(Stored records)

<<<<

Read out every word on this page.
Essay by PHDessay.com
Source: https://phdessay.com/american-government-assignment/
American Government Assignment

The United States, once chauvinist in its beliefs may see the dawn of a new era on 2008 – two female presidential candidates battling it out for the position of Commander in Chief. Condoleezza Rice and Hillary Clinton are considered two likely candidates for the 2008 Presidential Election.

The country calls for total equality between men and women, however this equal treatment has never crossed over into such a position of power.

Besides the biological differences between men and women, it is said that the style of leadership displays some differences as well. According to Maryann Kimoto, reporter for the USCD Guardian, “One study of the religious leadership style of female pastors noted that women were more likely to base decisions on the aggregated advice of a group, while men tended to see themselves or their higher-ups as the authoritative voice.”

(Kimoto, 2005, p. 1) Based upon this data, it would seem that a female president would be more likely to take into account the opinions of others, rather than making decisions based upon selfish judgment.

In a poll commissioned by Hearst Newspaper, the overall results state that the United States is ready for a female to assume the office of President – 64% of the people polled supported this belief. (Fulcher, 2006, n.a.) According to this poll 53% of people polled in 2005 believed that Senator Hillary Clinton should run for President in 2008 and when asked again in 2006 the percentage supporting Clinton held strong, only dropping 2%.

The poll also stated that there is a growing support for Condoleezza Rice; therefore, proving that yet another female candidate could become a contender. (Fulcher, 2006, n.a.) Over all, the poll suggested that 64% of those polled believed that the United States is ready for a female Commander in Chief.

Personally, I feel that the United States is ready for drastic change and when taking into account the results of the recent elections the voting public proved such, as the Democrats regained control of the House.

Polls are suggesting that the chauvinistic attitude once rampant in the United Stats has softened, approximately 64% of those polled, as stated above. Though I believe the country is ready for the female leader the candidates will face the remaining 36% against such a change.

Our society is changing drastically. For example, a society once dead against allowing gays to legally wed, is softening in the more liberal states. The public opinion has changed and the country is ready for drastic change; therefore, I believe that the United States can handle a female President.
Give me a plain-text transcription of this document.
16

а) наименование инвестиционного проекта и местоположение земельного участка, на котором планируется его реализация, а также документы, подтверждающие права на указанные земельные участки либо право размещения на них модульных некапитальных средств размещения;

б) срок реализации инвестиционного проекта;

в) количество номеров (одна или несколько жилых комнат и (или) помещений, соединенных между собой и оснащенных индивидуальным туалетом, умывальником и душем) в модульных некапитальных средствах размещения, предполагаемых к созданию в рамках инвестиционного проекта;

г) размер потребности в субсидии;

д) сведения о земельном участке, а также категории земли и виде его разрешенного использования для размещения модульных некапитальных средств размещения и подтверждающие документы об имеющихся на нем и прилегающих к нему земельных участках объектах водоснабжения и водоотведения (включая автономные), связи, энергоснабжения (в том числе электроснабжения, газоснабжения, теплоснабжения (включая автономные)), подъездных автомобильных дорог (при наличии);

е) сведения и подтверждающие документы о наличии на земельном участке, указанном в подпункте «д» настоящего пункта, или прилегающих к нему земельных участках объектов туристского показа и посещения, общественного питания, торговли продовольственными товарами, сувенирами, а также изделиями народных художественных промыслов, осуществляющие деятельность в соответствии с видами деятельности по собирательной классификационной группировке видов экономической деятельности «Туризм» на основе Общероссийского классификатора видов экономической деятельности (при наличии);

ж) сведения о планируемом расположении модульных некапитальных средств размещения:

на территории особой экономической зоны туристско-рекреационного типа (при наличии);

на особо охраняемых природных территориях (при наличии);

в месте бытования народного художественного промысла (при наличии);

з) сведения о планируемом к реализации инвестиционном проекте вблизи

>>>>

• WORK TO DO:
Reproduce all data above, unchanged.

• FINISHED TASK:
Read out every word on this page.
Essay by PHDessay.com
Source: https://phdessay.com/american-government-assignment/
American Government Assignment

The United States, once chauvinist in its beliefs may see the dawn of a new era on 2008 – two female presidential candidates battling it out for the position of Commander in Chief. Condoleezza Rice and Hillary Clinton are considered two likely candidates for the 2008 Presidential Election.

The country calls for total equality between men and women, however this equal treatment has never crossed over into such a position of power.

Besides the biological differences between men and women, it is said that the style of leadership displays some differences as well. According to Maryann Kimoto, reporter for the USCD Guardian, “One study of the religious leadership style of female pastors noted that women were more likely to base decisions on the aggregated advice of a group, while men tended to see themselves or their higher-ups as the authoritative voice.”

(Kimoto, 2005, p. 1) Based upon this data, it would seem that a female president would be more likely to take into account the opinions of others, rather than making decisions based upon selfish judgment.

In a poll commissioned by Hearst Newspaper, the overall results state that the United States is ready for a female to assume the office of President – 64% of the people polled supported this belief. (Fulcher, 2006, n.a.) According to this poll 53% of people polled in 2005 believed that Senator Hillary Clinton should run for President in 2008 and when asked again in 2006 the percentage supporting Clinton held strong, only dropping 2%.

The poll also stated that there is a growing support for Condoleezza Rice; therefore, proving that yet another female candidate could become a contender. (Fulcher, 2006, n.a.) Over all, the poll suggested that 64% of those polled believed that the United States is ready for a female Commander in Chief.

Personally, I feel that the United States is ready for drastic change and when taking into account the results of the recent elections the voting public proved such, as the Democrats regained control of the House.

Polls are suggesting that the chauvinistic attitude once rampant in the United Stats has softened, approximately 64% of those polled, as stated above. Though I believe the country is ready for the female leader the candidates will face the remaining 36% against such a change.

Our society is changing drastically. For example, a society once dead against allowing gays to legally wed, is softening in the more liberal states. The public opinion has changed and the country is ready for drastic change; therefore, I believe that the United States can handle a female President.
Give me a plain-text transcription of this document.
16

а) наименование инвестиционного проекта и местоположение земельного участка, на котором планируется его реализация, а также документы, подтверждающие права на указанные земельные участки либо право размещения на них модульных некапитальных средств размещения;

б) срок реализации инвестиционного проекта;

в) количество номеров (одна или несколько жилых комнат и (или) помещений, соединенных между собой и оснащенных индивидуальным туалетом, умывальником и душем) в модульных некапитальных средствах размещения, предполагаемых к созданию в рамках инвестиционного проекта;

г) размер потребности в субсидии;

д) сведения о земельном участке, а также категории земли и виде его разрешенного использования для размещения модульных некапитальных средств размещения и подтверждающие документы об имеющихся на нем и прилегающих к нему земельных участках объектах водоснабжения и водоотведения (включая автономные), связи, энергоснабжения (в том числе электроснабжения, газоснабжения, теплоснабжения (включая автономные)), подъездных автомобильных дорог (при наличии);

е) сведения и подтверждающие документы о наличии на земельном участке, указанном в подпункте «д» настоящего пункта, или прилегающих к нему земельных участках объектов туристского показа и посещения, общественного питания, торговли продовольственными товарами, сувенирами, а также изделиями народных художественных промыслов, осуществляющие деятельность в соответствии с видами деятельности по собирательной классификационной группировке видов экономической деятельности «Туризм» на основе Общероссийского классификатора видов экономической деятельности (при наличии);

ж) сведения о планируемом расположении модульных некапитальных средств размещения:

на территории особой экономической зоны туристско-рекреационного типа (при наличии);

на особо охраняемых природных территориях (при наличии);

в месте бытования народного художественного промысла (при наличии);

з) сведения о планируемом к реализации инвестиционном проекте вблизи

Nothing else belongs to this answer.